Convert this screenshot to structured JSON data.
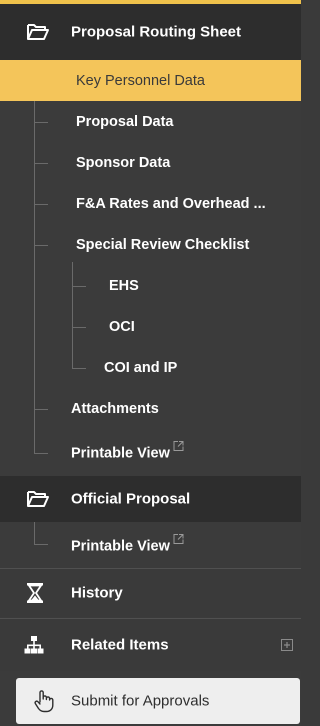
{
  "proposal_routing_sheet": {
    "label": "Proposal Routing Sheet",
    "icon": "folder-open-icon",
    "items": [
      {
        "label": "Key Personnel Data",
        "selected": true
      },
      {
        "label": "Proposal Data"
      },
      {
        "label": "Sponsor Data"
      },
      {
        "label": "F&A Rates and Overhead ..."
      },
      {
        "label": "Special Review Checklist"
      },
      {
        "label": "EHS"
      },
      {
        "label": "OCI"
      },
      {
        "label": "COI and IP"
      },
      {
        "label": "Attachments"
      },
      {
        "label": "Printable View",
        "icon": "external-link-icon"
      }
    ]
  },
  "official_proposal": {
    "label": "Official Proposal",
    "icon": "folder-open-icon",
    "items": [
      {
        "label": "Printable View",
        "icon": "external-link-icon"
      }
    ]
  },
  "history": {
    "label": "History",
    "icon": "hourglass-icon"
  },
  "related_items": {
    "label": "Related Items",
    "icon": "sitemap-icon",
    "expand_icon": "plus-square-icon"
  },
  "submit": {
    "label": "Submit for Approvals",
    "icon": "hand-pointer-icon"
  },
  "colors": {
    "accent": "#f4c55a",
    "sidebar_bg": "#3a3a3a",
    "header_bg": "#2d2d2d"
  }
}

* What the exercise asks:
In your copy of the listing above, reproduce each line exactly and omit all pictures.

* Exercise output:
Convert this screenshot to structured JSON data.
{
  "proposal_routing_sheet": {
    "label": "Proposal Routing Sheet",
    "icon": "folder-open-icon",
    "items": [
      {
        "label": "Key Personnel Data",
        "selected": true
      },
      {
        "label": "Proposal Data"
      },
      {
        "label": "Sponsor Data"
      },
      {
        "label": "F&A Rates and Overhead ..."
      },
      {
        "label": "Special Review Checklist"
      },
      {
        "label": "EHS"
      },
      {
        "label": "OCI"
      },
      {
        "label": "COI and IP"
      },
      {
        "label": "Attachments"
      },
      {
        "label": "Printable View",
        "icon": "external-link-icon"
      }
    ]
  },
  "official_proposal": {
    "label": "Official Proposal",
    "icon": "folder-open-icon",
    "items": [
      {
        "label": "Printable View",
        "icon": "external-link-icon"
      }
    ]
  },
  "history": {
    "label": "History",
    "icon": "hourglass-icon"
  },
  "related_items": {
    "label": "Related Items",
    "icon": "sitemap-icon",
    "expand_icon": "plus-square-icon"
  },
  "submit": {
    "label": "Submit for Approvals",
    "icon": "hand-pointer-icon"
  },
  "colors": {
    "accent": "#f4c55a",
    "sidebar_bg": "#3a3a3a",
    "header_bg": "#2d2d2d"
  }
}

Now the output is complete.